## WRITTEN TASK
Return the listing below word for word.

## EXTRACTED DATA
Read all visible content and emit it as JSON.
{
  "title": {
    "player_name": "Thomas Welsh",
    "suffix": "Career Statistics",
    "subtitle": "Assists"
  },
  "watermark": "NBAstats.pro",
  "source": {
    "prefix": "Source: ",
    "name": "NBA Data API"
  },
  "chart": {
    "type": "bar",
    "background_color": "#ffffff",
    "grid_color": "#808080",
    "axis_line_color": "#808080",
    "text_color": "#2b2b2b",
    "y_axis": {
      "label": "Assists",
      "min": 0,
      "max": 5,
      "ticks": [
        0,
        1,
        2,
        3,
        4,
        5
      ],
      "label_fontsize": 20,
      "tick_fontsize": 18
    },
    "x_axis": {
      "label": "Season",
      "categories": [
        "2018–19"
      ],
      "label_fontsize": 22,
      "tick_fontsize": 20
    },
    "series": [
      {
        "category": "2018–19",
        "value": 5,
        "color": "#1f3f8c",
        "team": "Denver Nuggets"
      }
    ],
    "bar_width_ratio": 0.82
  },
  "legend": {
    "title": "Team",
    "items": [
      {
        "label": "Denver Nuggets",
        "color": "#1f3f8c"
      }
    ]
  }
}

## REPLY TO THE EXERCISE
Read all visible content and emit it as JSON.
{
  "title": {
    "player_name": "Thomas Welsh",
    "suffix": "Career Statistics",
    "subtitle": "Assists"
  },
  "watermark": "NBAstats.pro",
  "source": {
    "prefix": "Source: ",
    "name": "NBA Data API"
  },
  "chart": {
    "type": "bar",
    "background_color": "#ffffff",
    "grid_color": "#808080",
    "axis_line_color": "#808080",
    "text_color": "#2b2b2b",
    "y_axis": {
      "label": "Assists",
      "min": 0,
      "max": 5,
      "ticks": [
        0,
        1,
        2,
        3,
        4,
        5
      ],
      "label_fontsize": 20,
      "tick_fontsize": 18
    },
    "x_axis": {
      "label": "Season",
      "categories": [
        "2018–19"
      ],
      "label_fontsize": 22,
      "tick_fontsize": 20
    },
    "series": [
      {
        "category": "2018–19",
        "value": 5,
        "color": "#1f3f8c",
        "team": "Denver Nuggets"
      }
    ],
    "bar_width_ratio": 0.82
  },
  "legend": {
    "title": "Team",
    "items": [
      {
        "label": "Denver Nuggets",
        "color": "#1f3f8c"
      }
    ]
  }
}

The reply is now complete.